#### Task data
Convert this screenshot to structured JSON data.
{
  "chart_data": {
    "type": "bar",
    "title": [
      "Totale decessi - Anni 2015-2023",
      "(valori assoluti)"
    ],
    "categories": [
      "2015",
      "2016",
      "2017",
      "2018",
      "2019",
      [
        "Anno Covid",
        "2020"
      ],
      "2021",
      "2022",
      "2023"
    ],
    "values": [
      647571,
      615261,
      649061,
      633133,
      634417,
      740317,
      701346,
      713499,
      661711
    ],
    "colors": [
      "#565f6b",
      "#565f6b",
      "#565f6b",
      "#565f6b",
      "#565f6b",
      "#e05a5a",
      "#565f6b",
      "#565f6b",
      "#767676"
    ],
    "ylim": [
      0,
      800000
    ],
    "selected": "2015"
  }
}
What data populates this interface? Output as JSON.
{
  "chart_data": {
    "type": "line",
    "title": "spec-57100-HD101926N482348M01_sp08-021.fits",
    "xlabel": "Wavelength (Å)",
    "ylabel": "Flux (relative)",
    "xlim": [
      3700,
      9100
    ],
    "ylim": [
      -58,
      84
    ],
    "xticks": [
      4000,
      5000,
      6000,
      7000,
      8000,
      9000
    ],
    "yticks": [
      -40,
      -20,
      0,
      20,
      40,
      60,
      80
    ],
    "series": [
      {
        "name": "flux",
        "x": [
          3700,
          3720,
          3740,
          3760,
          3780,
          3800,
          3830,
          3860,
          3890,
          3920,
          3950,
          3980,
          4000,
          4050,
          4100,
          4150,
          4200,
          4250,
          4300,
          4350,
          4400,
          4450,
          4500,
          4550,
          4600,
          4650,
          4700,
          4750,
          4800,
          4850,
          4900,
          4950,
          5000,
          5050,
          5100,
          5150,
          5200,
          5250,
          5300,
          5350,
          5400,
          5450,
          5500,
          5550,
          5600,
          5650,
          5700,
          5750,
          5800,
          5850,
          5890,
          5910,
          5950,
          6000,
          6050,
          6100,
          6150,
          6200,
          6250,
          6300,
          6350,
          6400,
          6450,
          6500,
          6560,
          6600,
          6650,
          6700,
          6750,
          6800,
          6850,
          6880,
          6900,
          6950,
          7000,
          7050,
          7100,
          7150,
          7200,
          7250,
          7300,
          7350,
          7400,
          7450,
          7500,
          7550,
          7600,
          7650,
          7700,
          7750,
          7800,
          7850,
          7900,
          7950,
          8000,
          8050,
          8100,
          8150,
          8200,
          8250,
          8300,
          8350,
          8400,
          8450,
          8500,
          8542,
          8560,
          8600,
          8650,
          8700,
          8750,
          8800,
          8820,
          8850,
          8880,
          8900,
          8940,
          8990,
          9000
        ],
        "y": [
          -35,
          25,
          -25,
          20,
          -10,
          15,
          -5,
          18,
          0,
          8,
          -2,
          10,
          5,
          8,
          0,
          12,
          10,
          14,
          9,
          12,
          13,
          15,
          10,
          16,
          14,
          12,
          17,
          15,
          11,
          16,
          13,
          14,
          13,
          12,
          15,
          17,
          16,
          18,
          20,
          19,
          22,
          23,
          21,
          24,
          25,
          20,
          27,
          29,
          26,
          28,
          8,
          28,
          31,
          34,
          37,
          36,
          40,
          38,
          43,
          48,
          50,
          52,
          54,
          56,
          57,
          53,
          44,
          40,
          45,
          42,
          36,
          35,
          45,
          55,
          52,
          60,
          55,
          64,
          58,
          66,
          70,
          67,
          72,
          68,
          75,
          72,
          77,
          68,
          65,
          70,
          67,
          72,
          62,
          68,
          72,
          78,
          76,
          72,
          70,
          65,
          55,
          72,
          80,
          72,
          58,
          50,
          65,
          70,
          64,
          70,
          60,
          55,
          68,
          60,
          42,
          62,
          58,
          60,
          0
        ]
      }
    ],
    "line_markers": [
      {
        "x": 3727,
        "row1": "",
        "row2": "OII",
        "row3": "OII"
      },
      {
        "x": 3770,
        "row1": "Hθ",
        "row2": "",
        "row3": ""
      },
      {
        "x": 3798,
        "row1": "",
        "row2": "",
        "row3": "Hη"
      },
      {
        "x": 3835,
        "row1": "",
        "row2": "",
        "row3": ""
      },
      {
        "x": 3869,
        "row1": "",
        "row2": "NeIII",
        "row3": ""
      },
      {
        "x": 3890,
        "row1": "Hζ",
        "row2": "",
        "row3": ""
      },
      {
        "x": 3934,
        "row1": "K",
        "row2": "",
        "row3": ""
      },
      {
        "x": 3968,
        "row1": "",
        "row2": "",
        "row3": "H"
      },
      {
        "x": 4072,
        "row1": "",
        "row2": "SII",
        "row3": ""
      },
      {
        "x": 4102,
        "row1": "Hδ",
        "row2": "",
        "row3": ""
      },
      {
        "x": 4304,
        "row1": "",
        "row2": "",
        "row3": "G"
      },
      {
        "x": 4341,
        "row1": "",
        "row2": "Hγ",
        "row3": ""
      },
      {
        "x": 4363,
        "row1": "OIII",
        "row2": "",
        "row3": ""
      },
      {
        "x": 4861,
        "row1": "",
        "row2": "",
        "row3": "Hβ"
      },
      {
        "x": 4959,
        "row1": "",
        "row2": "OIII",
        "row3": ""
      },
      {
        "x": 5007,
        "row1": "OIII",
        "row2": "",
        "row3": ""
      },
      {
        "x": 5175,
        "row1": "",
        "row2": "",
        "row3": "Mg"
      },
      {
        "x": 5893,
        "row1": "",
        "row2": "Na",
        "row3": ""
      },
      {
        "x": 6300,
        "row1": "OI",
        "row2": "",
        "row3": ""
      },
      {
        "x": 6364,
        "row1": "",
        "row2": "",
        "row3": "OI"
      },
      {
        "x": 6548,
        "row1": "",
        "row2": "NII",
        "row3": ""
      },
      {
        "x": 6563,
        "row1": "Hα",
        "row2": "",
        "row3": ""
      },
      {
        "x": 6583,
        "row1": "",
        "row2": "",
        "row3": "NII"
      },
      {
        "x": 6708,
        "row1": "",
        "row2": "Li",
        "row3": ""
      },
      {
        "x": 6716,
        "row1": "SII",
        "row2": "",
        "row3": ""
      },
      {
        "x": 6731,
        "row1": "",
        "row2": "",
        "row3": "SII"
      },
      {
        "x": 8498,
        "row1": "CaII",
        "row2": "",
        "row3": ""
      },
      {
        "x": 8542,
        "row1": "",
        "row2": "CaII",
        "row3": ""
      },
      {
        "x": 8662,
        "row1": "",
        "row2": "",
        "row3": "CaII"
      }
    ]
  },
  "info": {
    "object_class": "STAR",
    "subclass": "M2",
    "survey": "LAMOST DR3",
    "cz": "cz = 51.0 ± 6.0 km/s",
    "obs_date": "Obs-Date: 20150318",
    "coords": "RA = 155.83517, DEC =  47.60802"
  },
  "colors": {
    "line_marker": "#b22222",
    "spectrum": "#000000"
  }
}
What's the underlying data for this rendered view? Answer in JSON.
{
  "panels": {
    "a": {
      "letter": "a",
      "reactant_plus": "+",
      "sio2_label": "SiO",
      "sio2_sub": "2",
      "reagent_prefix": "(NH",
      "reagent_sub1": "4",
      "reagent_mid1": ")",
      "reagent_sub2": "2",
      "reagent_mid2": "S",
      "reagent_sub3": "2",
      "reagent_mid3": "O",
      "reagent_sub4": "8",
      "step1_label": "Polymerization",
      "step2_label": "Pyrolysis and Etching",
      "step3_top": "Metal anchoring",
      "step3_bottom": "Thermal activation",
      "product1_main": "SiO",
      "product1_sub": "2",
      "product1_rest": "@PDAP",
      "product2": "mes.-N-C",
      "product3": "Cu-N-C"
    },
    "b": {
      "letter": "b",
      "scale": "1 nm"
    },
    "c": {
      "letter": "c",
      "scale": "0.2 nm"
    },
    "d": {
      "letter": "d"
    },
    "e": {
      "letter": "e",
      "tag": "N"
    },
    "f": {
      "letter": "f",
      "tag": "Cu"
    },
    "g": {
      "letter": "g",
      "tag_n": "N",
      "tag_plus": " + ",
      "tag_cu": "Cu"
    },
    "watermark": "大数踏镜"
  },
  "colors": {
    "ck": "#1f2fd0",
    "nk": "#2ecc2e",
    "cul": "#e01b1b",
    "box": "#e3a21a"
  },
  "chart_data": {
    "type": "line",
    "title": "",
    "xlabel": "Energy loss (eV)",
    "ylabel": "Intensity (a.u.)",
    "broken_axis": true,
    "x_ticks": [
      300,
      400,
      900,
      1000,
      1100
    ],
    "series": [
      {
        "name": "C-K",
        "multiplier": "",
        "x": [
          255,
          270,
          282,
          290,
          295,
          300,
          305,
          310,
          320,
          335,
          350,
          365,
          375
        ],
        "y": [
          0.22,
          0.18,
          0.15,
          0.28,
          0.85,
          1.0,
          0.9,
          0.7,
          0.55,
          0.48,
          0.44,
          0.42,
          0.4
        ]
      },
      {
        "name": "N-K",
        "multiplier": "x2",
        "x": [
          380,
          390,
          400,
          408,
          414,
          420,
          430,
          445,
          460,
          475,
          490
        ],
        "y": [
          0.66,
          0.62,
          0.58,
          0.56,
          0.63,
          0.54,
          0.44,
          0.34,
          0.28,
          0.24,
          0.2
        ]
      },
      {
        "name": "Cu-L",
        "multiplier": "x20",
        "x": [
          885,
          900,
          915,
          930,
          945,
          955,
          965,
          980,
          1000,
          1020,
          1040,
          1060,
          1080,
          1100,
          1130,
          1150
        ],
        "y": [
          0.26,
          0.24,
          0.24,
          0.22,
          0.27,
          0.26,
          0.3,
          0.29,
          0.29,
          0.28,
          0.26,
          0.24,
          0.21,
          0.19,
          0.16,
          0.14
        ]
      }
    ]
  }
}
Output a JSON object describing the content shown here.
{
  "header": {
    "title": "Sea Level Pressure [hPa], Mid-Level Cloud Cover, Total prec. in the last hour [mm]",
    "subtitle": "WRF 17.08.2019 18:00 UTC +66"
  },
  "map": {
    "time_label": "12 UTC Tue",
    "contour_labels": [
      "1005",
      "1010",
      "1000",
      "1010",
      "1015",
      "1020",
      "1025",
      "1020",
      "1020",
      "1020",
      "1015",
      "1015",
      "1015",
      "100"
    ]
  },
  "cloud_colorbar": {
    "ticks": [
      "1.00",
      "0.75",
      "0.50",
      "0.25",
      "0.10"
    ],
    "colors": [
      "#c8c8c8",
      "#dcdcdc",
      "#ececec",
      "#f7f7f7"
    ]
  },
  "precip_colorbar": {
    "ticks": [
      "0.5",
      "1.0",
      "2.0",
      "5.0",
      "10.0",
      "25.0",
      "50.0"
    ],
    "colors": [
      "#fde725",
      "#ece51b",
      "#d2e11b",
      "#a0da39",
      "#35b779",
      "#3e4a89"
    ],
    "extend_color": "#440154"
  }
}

#### Written request
Reproduce exactly the line that holds "Output a JSON", then every line after it, ending with the final line of the records above.

#### Response to the exercise
Output a JSON object describing the content shown here.
{
  "header": {
    "title": "Sea Level Pressure [hPa], Mid-Level Cloud Cover, Total prec. in the last hour [mm]",
    "subtitle": "WRF 17.08.2019 18:00 UTC +66"
  },
  "map": {
    "time_label": "12 UTC Tue",
    "contour_labels": [
      "1005",
      "1010",
      "1000",
      "1010",
      "1015",
      "1020",
      "1025",
      "1020",
      "1020",
      "1020",
      "1015",
      "1015",
      "1015",
      "100"
    ]
  },
  "cloud_colorbar": {
    "ticks": [
      "1.00",
      "0.75",
      "0.50",
      "0.25",
      "0.10"
    ],
    "colors": [
      "#c8c8c8",
      "#dcdcdc",
      "#ececec",
      "#f7f7f7"
    ]
  },
  "precip_colorbar": {
    "ticks": [
      "0.5",
      "1.0",
      "2.0",
      "5.0",
      "10.0",
      "25.0",
      "50.0"
    ],
    "colors": [
      "#fde725",
      "#ece51b",
      "#d2e11b",
      "#a0da39",
      "#35b779",
      "#3e4a89"
    ],
    "extend_color": "#440154"
  }
}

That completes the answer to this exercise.